**Materials provided**
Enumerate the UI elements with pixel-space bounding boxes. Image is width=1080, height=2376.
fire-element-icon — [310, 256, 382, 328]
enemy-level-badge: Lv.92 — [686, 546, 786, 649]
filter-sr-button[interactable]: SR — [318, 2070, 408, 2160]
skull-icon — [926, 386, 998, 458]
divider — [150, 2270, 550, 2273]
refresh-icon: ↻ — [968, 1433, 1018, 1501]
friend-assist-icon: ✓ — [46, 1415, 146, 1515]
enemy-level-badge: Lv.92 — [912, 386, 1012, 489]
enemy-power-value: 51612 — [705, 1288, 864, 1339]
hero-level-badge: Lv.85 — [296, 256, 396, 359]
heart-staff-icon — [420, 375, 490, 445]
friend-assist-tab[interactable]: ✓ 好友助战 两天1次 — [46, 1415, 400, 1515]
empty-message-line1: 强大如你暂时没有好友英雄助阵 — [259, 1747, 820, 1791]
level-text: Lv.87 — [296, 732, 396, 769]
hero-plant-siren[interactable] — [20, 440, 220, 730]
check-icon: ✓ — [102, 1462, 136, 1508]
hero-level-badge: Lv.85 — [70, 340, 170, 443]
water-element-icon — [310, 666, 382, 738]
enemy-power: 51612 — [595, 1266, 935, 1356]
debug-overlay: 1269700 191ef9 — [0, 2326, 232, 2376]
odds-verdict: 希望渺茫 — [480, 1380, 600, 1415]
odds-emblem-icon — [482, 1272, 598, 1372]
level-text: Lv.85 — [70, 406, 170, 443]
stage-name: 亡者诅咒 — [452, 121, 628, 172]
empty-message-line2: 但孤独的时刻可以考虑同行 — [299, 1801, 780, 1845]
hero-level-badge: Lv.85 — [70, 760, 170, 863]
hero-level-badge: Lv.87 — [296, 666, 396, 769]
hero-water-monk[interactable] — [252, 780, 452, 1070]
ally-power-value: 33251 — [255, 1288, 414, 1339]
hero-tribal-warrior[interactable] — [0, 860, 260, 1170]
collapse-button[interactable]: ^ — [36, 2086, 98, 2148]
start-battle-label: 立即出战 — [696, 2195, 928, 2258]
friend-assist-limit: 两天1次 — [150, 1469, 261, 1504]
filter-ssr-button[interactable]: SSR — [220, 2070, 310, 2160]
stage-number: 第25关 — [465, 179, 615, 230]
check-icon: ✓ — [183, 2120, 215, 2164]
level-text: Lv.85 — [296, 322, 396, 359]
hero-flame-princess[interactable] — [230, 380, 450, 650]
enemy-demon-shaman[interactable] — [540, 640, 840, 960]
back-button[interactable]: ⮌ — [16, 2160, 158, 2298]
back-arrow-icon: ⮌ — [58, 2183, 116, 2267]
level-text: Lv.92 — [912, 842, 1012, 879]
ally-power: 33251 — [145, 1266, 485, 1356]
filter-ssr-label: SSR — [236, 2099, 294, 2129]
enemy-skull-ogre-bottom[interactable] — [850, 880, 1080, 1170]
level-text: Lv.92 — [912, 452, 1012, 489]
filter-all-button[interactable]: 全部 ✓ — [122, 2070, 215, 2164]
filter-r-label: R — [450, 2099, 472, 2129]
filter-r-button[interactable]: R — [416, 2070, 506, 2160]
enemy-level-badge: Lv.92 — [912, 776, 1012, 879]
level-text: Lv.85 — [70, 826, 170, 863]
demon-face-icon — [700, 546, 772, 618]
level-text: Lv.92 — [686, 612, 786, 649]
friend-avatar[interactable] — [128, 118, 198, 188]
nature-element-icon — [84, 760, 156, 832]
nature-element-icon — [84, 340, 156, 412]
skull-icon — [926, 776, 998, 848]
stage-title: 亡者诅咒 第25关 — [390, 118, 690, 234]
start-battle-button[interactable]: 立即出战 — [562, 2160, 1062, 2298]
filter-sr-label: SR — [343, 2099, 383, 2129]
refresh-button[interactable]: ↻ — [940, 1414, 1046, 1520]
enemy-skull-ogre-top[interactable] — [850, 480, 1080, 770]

**Challenge**
Please return unchanged the part of the listing above that opens with its first line and closes with the line containing "refresh-icon: ↻ — [968, 1433, 1018, 1501]", including both of those lines.

**Result of the exercise**
Enumerate the UI elements with pixel-space bounding boxes. Image is width=1080, height=2376.
fire-element-icon — [310, 256, 382, 328]
enemy-level-badge: Lv.92 — [686, 546, 786, 649]
filter-sr-button[interactable]: SR — [318, 2070, 408, 2160]
skull-icon — [926, 386, 998, 458]
divider — [150, 2270, 550, 2273]
refresh-icon: ↻ — [968, 1433, 1018, 1501]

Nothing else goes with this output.